WHAT YOU ARE ASKED TO DO – In the entries below, identify every line with the string "обеспечить" and copy it.
** Start of DATA **
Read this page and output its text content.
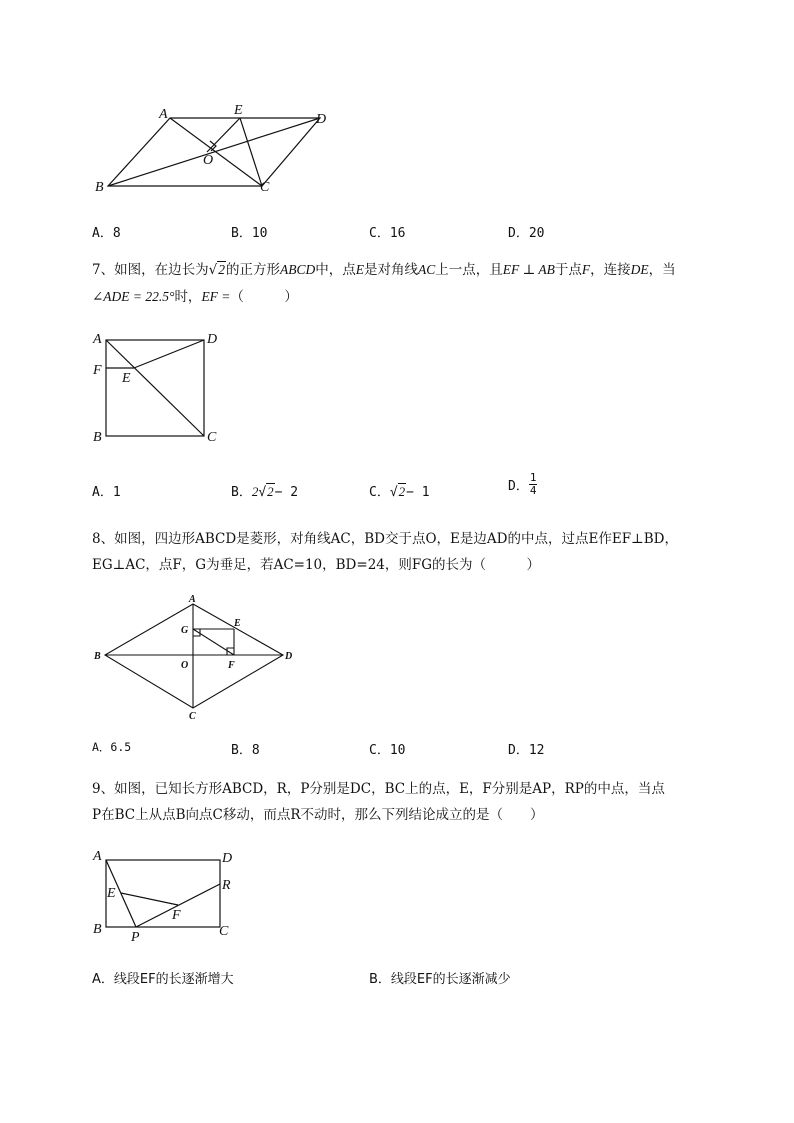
A	E
D
O
B	C
A．8	B．10	C．16	D．20
7、如图，在边长为√2的正方形ABCD中，点E是对角线AC上一点，且EF ⊥ AB于点F，连接DE，当
∠ADE = 22.5°时，EF =（　　　）
A	D
F
E
B	C
A．1	B．2√2− 2	C．√2− 1	D． $\frac{1}{4}$
8、如图，四边形ABCD是菱形，对角线AC，BD交于点O，E是边AD的中点，过点E作EF⊥BD，
EG⊥AC，点F，G为垂足，若AC=10，BD=24，则FG的长为（　　　）
A
G
E
B
O	F
D
C
A．6.5	B．8	C．10	D．12
9、如图，已知长方形ABCD，R，P分别是DC，BC上的点，E，F分别是AP，RP的中点，当点
P在BC上从点B向点C移动，而点R不动时，那么下列结论成立的是（　　）
A	D
E
R
F
B
P	C
A．线段EF的长逐渐增大	B．线段EF的长逐渐减少
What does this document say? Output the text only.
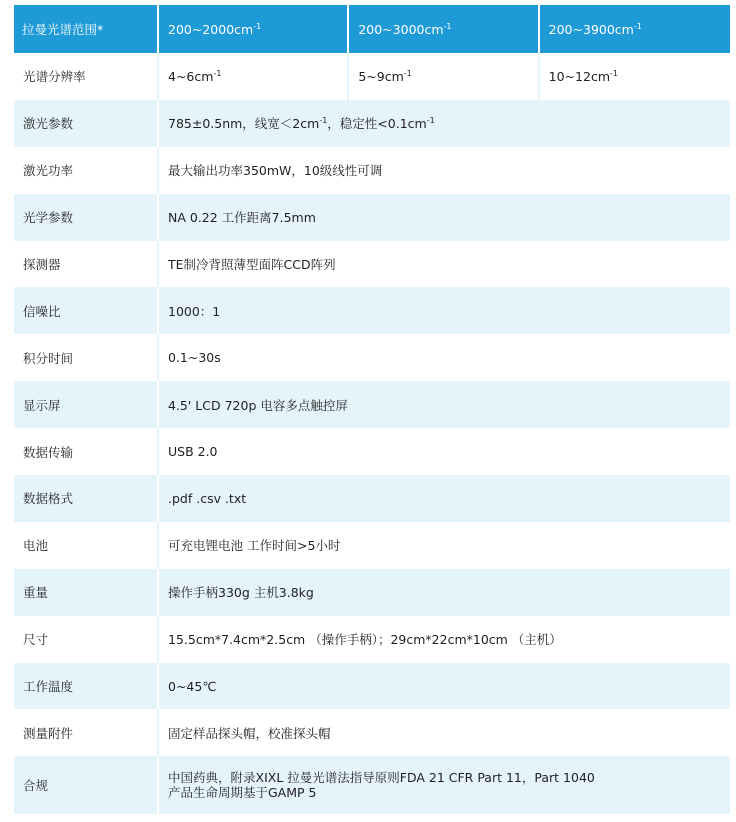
拉曼光谱范围*	$200\sim 2000cm^{-1}$	$200\sim 3000cm^{-1}$	$200\sim 3900cm^{-1}$
光谱分辨率	$4\sim 6cm^{-1}$	$5\sim 9cm^{-1}$	$10\sim 12cm^{-1}$
激光参数	785±0.5nm，线宽$<2cm^{-1}$，稳定性$<0.1cm^{-1}$
激光功率	最大输出功率350mW，10级线性可调		
光学参数	NA 0.22 工作距离7.5mm		
探测器	TE制冷背照薄型面阵CCD阵列		
信噪比	1000：1		
积分时间	0.1~30s		
显示屏	4.5' LCD 720p 电容多点触控屏		
数据传输	USB 2.0		
数据格式	.pdf .csv .txt		
电池	可充电锂电池 工作时间>5小时		
重量	操作手柄330g 主机3.8kg		
尺寸	15.5cm*7.4cm*2.5cm （操作手柄）；29cm*22cm*10cm （主机）		
工作温度	0~45℃		
测量附件	固定样品探头帽，校准探头帽		
合规	中国药典，附录XIXL 拉曼光谱法指导原则FDA 21 CFR Part 11，Part 1040
产品生命周期基于GAMP 5		
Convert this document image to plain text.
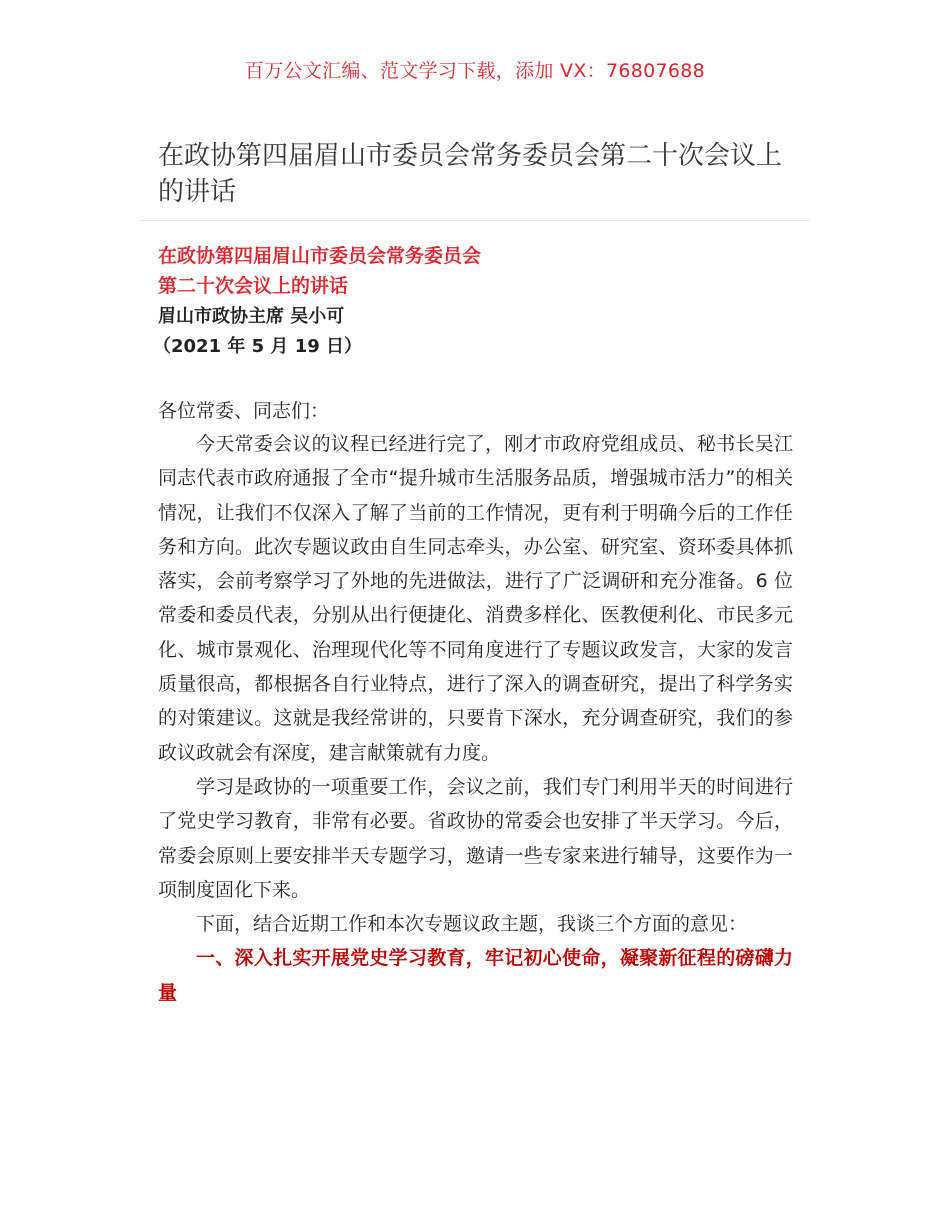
百万公文汇编、范文学习下载，添加 VX：76807688
在政协第四届眉山市委员会常务委员会第二十次会议上的讲话
在政协第四届眉山市委员会常务委员会
第二十次会议上的讲话
眉山市政协主席 吴小可
（2021 年 5 月 19 日）
各位常委、同志们：

今天常委会议的议程已经进行完了，刚才市政府党组成员、秘书长吴江同志代表市政府通报了全市“提升城市生活服务品质，增强城市活力”的相关情况，让我们不仅深入了解了当前的工作情况，更有利于明确今后的工作任务和方向。此次专题议政由自生同志牵头，办公室、研究室、资环委具体抓落实，会前考察学习了外地的先进做法，进行了广泛调研和充分准备。6 位常委和委员代表，分别从出行便捷化、消费多样化、医教便利化、市民多元化、城市景观化、治理现代化等不同角度进行了专题议政发言，大家的发言质量很高，都根据各自行业特点，进行了深入的调查研究，提出了科学务实的对策建议。这就是我经常讲的，只要肯下深水，充分调查研究，我们的参政议政就会有深度，建言献策就有力度。

学习是政协的一项重要工作，会议之前，我们专门利用半天的时间进行了党史学习教育，非常有必要。省政协的常委会也安排了半天学习。今后，常委会原则上要安排半天专题学习，邀请一些专家来进行辅导，这要作为一项制度固化下来。

下面，结合近期工作和本次专题议政主题，我谈三个方面的意见：

一、深入扎实开展党史学习教育，牢记初心使命，凝聚新征程的磅礴力量
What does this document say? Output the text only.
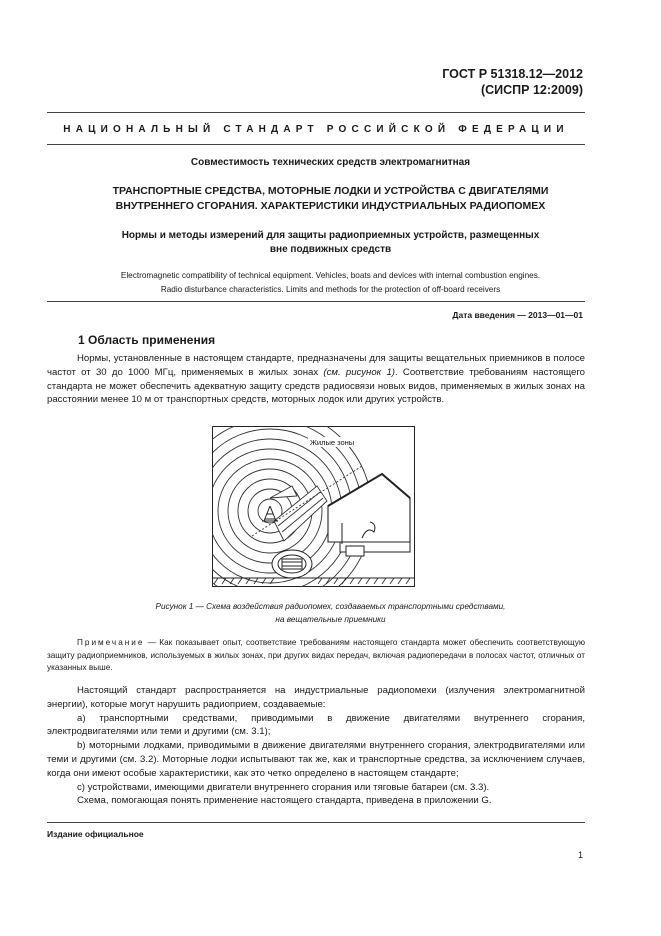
ГОСТ Р 51318.12—2012
(СИСПР 12:2009)
НАЦИОНАЛЬНЫЙ СТАНДАРТ РОССИЙСКОЙ ФЕДЕРАЦИИ
Совместимость технических средств электромагнитная
ТРАНСПОРТНЫЕ СРЕДСТВА, МОТОРНЫЕ ЛОДКИ И УСТРОЙСТВА С ДВИГАТЕЛЯМИ
ВНУТРЕННЕГО СГОРАНИЯ. ХАРАКТЕРИСТИКИ ИНДУСТРИАЛЬНЫХ РАДИОПОМЕХ
Нормы и методы измерений для защиты радиоприемных устройств, размещенных
вне подвижных средств
Electromagnetic compatibility of technical equipment. Vehicles, boats and devices with internal combustion engines.
Radio disturbance characteristics. Limits and methods for the protection of off-board receivers
Дата введения — 2013—01—01
1 Область применения

Нормы, установленные в настоящем стандарте, предназначены для защиты вещательных приемников в полосе частот от 30 до 1000 МГц, применяемых в жилых зонах (см. рисунок 1). Соответствие требованиям настоящего стандарта не может обеспечить адекватную защиту средств радиосвязи новых видов, применяемых в жилых зонах на расстоянии менее 10 м от транспортных средств, моторных лодок или других устройств.

Жилые зоны
Рисунок 1 — Схема воздействия радиопомех, создаваемых транспортными средствами,
на вещательные приемники
Примечание — Как показывает опыт, соответствие требованиям настоящего стандарта может обеспечить соответствующую защиту радиоприемников, используемых в жилых зонах, при других видах передач, включая радиопередачи в полосах частот, отличных от указанных выше.

Настоящий стандарт распространяется на индустриальные радиопомехи (излучения электромагнитной энергии), которые могут нарушить радиоприем, создаваемые:

a) транспортными средствами, приводимыми в движение двигателями внутреннего сгорания, электродвигателями или теми и другими (см. 3.1);

b) моторными лодками, приводимыми в движение двигателями внутреннего сгорания, электродвигателями или теми и другими (см. 3.2). Моторные лодки испытывают так же, как и транспортные средства, за исключением случаев, когда они имеют особые характеристики, как это четко определено в настоящем стандарте;

c) устройствами, имеющими двигатели внутреннего сгорания или тяговые батареи (см. 3.3).

Схема, помогающая понять применение настоящего стандарта, приведена в приложении G.

Издание официальное
1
** End of DATA **
OUTPUT OF THE EXERCISE –
Нормы, установленные в настоящем стандарте, предназначены для защиты вещательных приемников в полосе частот от 30 до 1000 МГц, применяемых в жилых зонах (см. рисунок 1). Соответствие требованиям настоящего стандарта не может обеспечить адекватную защиту средств радиосвязи новых видов, применяемых в жилых зонах на расстоянии менее 10 м от транспортных средств, моторных лодок или других устройств.
Примечание — Как показывает опыт, соответствие требованиям настоящего стандарта может обеспечить соответствующую защиту радиоприемников, используемых в жилых зонах, при других видах передач, включая радиопередачи в полосах частот, отличных от указанных выше.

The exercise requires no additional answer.